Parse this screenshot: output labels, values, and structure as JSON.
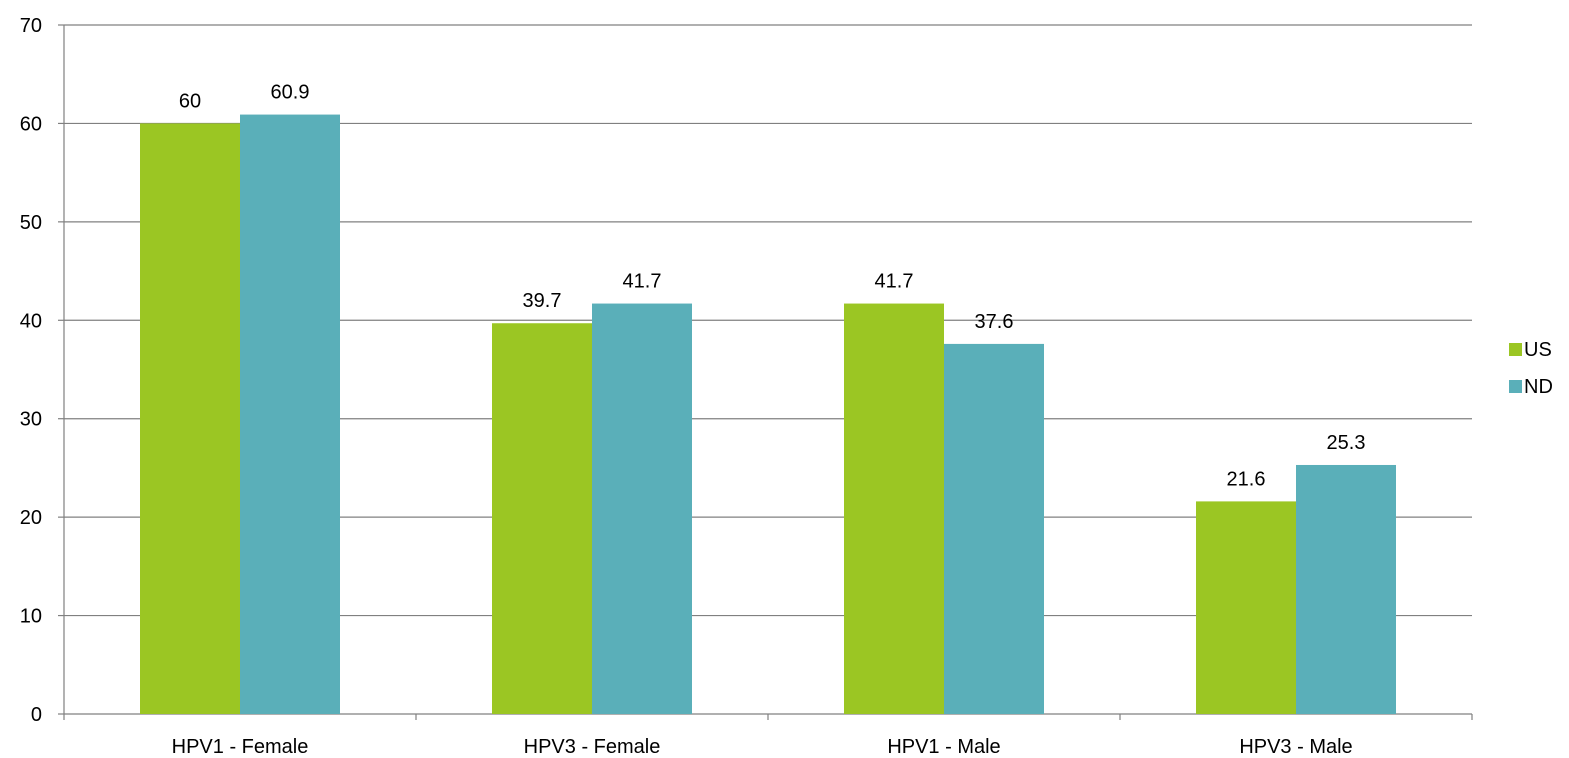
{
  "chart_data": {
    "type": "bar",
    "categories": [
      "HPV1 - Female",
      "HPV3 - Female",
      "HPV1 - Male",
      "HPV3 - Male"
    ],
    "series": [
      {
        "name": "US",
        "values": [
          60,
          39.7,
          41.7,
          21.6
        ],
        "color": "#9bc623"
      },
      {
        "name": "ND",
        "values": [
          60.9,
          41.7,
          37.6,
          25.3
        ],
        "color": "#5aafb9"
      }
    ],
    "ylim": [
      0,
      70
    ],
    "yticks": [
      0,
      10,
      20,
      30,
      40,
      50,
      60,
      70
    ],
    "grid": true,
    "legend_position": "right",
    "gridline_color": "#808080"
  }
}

──────

● Exercise task: Leave out every picture and copy the rest of the records exactly.

● Full response:
Parse this screenshot: output labels, values, and structure as JSON.
{
  "chart_data": {
    "type": "bar",
    "categories": [
      "HPV1 - Female",
      "HPV3 - Female",
      "HPV1 - Male",
      "HPV3 - Male"
    ],
    "series": [
      {
        "name": "US",
        "values": [
          60,
          39.7,
          41.7,
          21.6
        ],
        "color": "#9bc623"
      },
      {
        "name": "ND",
        "values": [
          60.9,
          41.7,
          37.6,
          25.3
        ],
        "color": "#5aafb9"
      }
    ],
    "ylim": [
      0,
      70
    ],
    "yticks": [
      0,
      10,
      20,
      30,
      40,
      50,
      60,
      70
    ],
    "grid": true,
    "legend_position": "right",
    "gridline_color": "#808080"
  }
}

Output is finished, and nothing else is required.